TASK TO COMPLETE. Search the listing below for "sistemini". Copy each matching line.

* START *

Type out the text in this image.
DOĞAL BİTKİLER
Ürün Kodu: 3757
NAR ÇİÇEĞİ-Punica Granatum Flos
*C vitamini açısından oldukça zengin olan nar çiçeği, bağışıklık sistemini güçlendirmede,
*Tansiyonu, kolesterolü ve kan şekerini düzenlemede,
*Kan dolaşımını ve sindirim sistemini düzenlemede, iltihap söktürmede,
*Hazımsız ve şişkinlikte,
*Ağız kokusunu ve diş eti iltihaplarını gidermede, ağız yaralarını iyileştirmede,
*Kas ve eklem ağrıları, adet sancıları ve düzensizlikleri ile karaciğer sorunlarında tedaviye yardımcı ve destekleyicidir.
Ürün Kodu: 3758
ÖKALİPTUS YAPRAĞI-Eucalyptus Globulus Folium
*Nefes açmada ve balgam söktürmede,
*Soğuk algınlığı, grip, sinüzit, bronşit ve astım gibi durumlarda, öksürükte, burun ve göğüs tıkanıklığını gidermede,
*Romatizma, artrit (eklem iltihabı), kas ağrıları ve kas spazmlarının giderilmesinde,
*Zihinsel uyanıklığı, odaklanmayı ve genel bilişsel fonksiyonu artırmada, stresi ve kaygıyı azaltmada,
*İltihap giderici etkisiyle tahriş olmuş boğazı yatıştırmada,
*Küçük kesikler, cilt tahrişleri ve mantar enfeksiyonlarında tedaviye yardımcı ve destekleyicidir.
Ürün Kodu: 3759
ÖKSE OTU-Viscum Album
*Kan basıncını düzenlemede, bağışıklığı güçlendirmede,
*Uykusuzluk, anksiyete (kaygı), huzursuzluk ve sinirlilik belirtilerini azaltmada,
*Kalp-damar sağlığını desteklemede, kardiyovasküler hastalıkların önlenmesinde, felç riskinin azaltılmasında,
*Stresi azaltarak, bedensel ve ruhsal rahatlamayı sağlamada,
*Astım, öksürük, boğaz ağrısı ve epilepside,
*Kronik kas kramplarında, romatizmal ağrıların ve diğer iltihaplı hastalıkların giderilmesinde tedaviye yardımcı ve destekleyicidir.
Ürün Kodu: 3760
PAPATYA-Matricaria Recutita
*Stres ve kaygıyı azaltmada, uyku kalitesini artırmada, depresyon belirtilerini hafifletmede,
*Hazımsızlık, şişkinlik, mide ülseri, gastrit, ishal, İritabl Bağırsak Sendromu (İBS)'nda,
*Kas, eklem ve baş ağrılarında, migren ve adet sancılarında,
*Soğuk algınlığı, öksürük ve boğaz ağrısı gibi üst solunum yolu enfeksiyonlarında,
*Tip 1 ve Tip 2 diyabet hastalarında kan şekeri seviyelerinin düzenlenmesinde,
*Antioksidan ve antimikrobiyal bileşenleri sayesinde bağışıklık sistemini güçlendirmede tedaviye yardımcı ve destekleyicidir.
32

* END *

RESPONSE BELOW.
*C vitamini açısından oldukça zengin olan nar çiçeği, bağışıklık sistemini güçlendirmede,
*Kan dolaşımını ve sindirim sistemini düzenlemede, iltihap söktürmede,
*Antioksidan ve antimikrobiyal bileşenleri sayesinde bağışıklık sistemini güçlendirmede tedaviye yardımcı ve destekleyicidir.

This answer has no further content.